▶ [Exercise objective] Read through the records below and copy each line that uses the word "skin".

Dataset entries
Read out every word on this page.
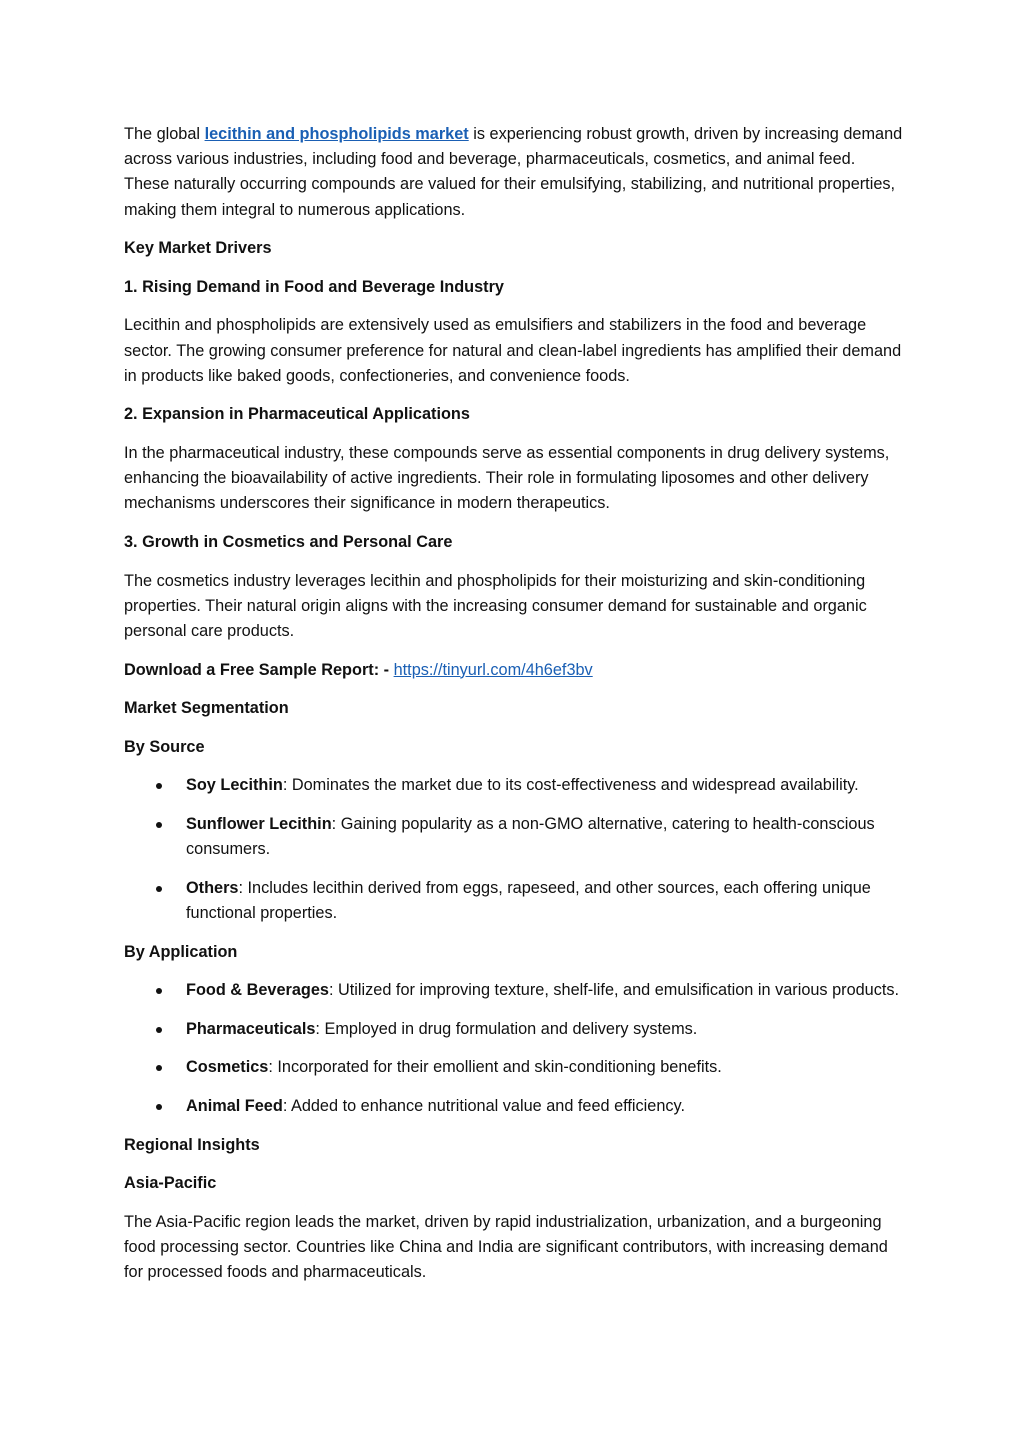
The global lecithin and phospholipids market is experiencing robust growth, driven by increasing demand across various industries, including food and beverage, pharmaceuticals, cosmetics, and animal feed. These naturally occurring compounds are valued for their emulsifying, stabilizing, and nutritional properties, making them integral to numerous applications.

Key Market Drivers

1. Rising Demand in Food and Beverage Industry

Lecithin and phospholipids are extensively used as emulsifiers and stabilizers in the food and beverage sector. The growing consumer preference for natural and clean-label ingredients has amplified their demand in products like baked goods, confectioneries, and convenience foods.

2. Expansion in Pharmaceutical Applications

In the pharmaceutical industry, these compounds serve as essential components in drug delivery systems, enhancing the bioavailability of active ingredients. Their role in formulating liposomes and other delivery mechanisms underscores their significance in modern therapeutics.

3. Growth in Cosmetics and Personal Care

The cosmetics industry leverages lecithin and phospholipids for their moisturizing and skin-conditioning properties. Their natural origin aligns with the increasing consumer demand for sustainable and organic personal care products.

Download a Free Sample Report: - https://tinyurl.com/4h6ef3bv

Market Segmentation

By Source

Soy Lecithin: Dominates the market due to its cost-effectiveness and widespread availability.
Sunflower Lecithin: Gaining popularity as a non-GMO alternative, catering to health-conscious consumers.
Others: Includes lecithin derived from eggs, rapeseed, and other sources, each offering unique functional properties.

By Application

Food & Beverages: Utilized for improving texture, shelf-life, and emulsification in various products.
Pharmaceuticals: Employed in drug formulation and delivery systems.
Cosmetics: Incorporated for their emollient and skin-conditioning benefits.
Animal Feed: Added to enhance nutritional value and feed efficiency.

Regional Insights

Asia-Pacific

The Asia-Pacific region leads the market, driven by rapid industrialization, urbanization, and a burgeoning food processing sector. Countries like China and India are significant contributors, with increasing demand for processed foods and pharmaceuticals.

▶ [Finished task]
The cosmetics industry leverages lecithin and phospholipids for their moisturizing and skin-conditioning properties. Their natural origin aligns with the increasing consumer demand for sustainable and organic personal care products.
Cosmetics: Incorporated for their emollient and skin-conditioning benefits.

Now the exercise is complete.